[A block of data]
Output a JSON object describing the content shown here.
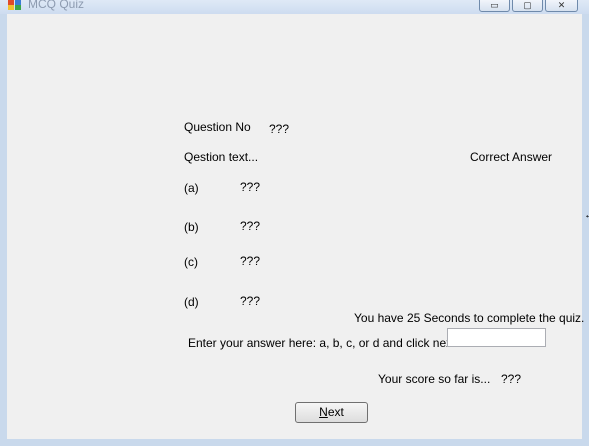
{
  "window": {
    "title": "MCQ Quiz",
    "controls": {
      "minimize": "▭",
      "maximize": "▢",
      "close": "✕"
    }
  },
  "quiz": {
    "question_no_label": "Question No",
    "question_no_value": "???",
    "question_text": "Qestion text...",
    "correct_answer_label": "Correct Answer",
    "options": [
      {
        "letter": "(a)",
        "text": "???"
      },
      {
        "letter": "(b)",
        "text": "???"
      },
      {
        "letter": "(c)",
        "text": "???"
      },
      {
        "letter": "(d)",
        "text": "???"
      }
    ],
    "timer_text": "You have 25 Seconds to complete the quiz.",
    "answer_prompt": "Enter your answer here: a, b, c, or d and click next.",
    "answer_value": "",
    "score_label": "Your score so far is...",
    "score_value": "???",
    "next_button": {
      "mnemonic": "N",
      "rest": "ext"
    }
  },
  "colors": {
    "client_bg": "#f0f0f0",
    "frame": "#c9d9ec"
  },
  "icons": {
    "app": "app-window-icon",
    "cursor": "resize-cursor-icon"
  }
}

# WHAT NEEDS TO BE DONE:
Can the entries above be repeated exactly, without their pictures?

# SOLUTION FOR THIS EXERCISE:
Output a JSON object describing the content shown here.
{
  "window": {
    "title": "MCQ Quiz",
    "controls": {
      "minimize": "▭",
      "maximize": "▢",
      "close": "✕"
    }
  },
  "quiz": {
    "question_no_label": "Question No",
    "question_no_value": "???",
    "question_text": "Qestion text...",
    "correct_answer_label": "Correct Answer",
    "options": [
      {
        "letter": "(a)",
        "text": "???"
      },
      {
        "letter": "(b)",
        "text": "???"
      },
      {
        "letter": "(c)",
        "text": "???"
      },
      {
        "letter": "(d)",
        "text": "???"
      }
    ],
    "timer_text": "You have 25 Seconds to complete the quiz.",
    "answer_prompt": "Enter your answer here: a, b, c, or d and click next.",
    "answer_value": "",
    "score_label": "Your score so far is...",
    "score_value": "???",
    "next_button": {
      "mnemonic": "N",
      "rest": "ext"
    }
  },
  "colors": {
    "client_bg": "#f0f0f0",
    "frame": "#c9d9ec"
  },
  "icons": {
    "app": "app-window-icon",
    "cursor": "resize-cursor-icon"
  }
}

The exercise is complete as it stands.